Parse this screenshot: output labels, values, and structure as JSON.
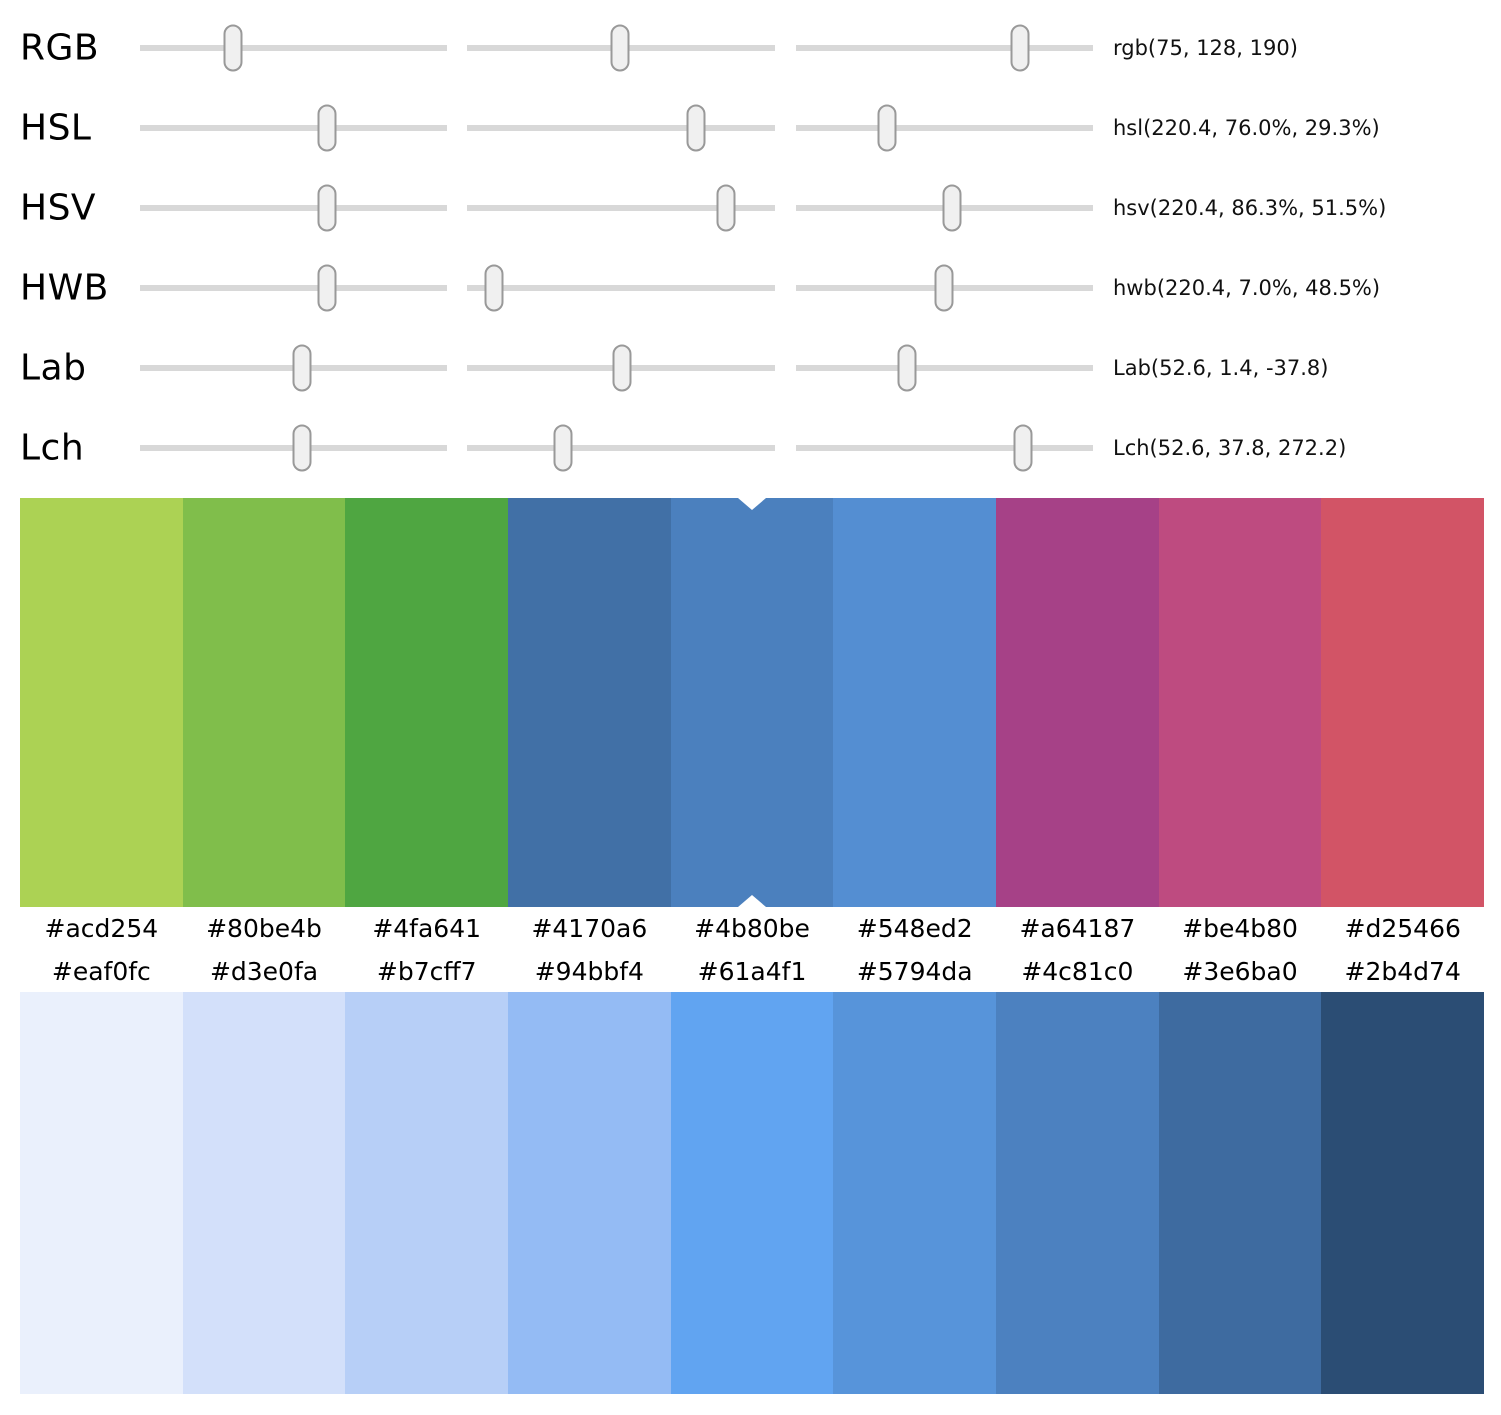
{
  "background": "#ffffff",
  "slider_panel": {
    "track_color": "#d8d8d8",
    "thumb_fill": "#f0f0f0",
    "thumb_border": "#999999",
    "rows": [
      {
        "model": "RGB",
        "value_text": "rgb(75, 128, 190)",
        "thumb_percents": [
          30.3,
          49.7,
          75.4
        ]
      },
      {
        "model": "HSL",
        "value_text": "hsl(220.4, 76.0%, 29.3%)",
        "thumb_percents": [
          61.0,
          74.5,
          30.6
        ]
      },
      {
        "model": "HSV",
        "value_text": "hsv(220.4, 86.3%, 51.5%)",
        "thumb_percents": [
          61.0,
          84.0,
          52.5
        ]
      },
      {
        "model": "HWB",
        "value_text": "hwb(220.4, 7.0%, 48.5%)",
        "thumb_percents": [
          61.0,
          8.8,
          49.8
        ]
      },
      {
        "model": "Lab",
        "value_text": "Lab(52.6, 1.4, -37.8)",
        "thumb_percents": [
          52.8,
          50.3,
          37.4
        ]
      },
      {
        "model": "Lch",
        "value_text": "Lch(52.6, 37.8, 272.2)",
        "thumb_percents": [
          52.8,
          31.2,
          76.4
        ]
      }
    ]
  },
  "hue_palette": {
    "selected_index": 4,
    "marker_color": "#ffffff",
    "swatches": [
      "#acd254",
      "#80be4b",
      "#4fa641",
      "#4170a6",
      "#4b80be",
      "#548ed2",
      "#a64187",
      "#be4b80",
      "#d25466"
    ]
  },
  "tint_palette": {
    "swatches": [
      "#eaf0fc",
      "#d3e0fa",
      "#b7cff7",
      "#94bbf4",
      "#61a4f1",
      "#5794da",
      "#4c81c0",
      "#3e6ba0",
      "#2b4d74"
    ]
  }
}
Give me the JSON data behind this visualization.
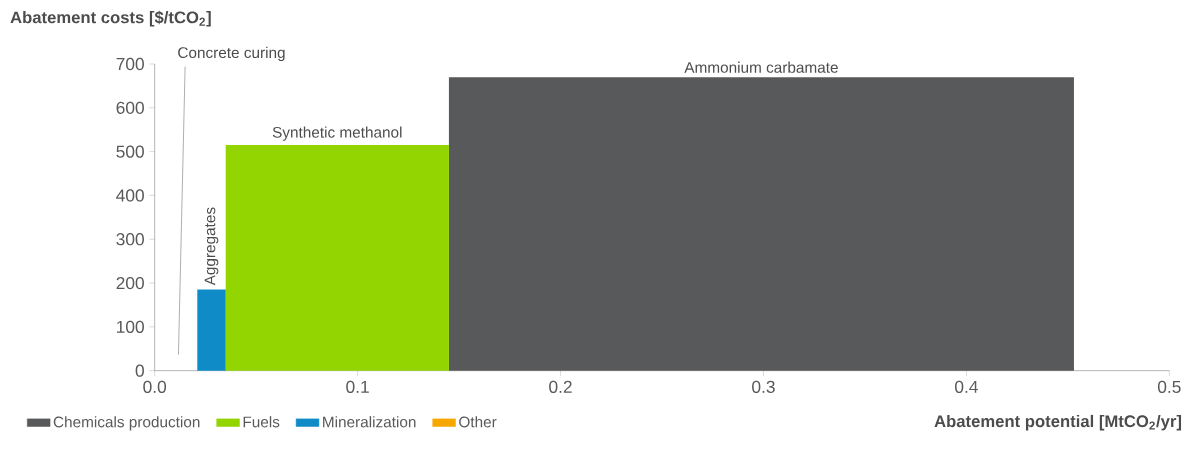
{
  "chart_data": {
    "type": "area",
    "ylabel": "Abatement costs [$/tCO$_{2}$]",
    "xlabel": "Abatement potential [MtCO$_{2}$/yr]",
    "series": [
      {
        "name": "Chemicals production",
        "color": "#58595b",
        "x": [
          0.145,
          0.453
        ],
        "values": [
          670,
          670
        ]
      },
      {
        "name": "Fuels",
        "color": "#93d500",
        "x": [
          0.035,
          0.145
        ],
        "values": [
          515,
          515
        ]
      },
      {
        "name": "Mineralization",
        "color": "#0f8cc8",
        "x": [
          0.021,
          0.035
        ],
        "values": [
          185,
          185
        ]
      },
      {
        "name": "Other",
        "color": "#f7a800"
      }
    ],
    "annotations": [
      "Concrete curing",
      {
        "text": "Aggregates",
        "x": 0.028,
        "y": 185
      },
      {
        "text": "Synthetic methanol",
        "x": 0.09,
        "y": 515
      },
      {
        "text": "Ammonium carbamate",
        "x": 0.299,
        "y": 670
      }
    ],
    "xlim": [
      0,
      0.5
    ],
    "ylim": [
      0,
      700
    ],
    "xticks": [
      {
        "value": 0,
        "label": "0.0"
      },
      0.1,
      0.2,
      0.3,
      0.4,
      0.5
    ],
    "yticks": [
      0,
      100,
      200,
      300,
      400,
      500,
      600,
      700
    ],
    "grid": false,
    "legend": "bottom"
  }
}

○ ○ ○

Your task: Check every line of the records above for the string "JSON" and say how many contain it, giving the number alone.

Answer to this task: 2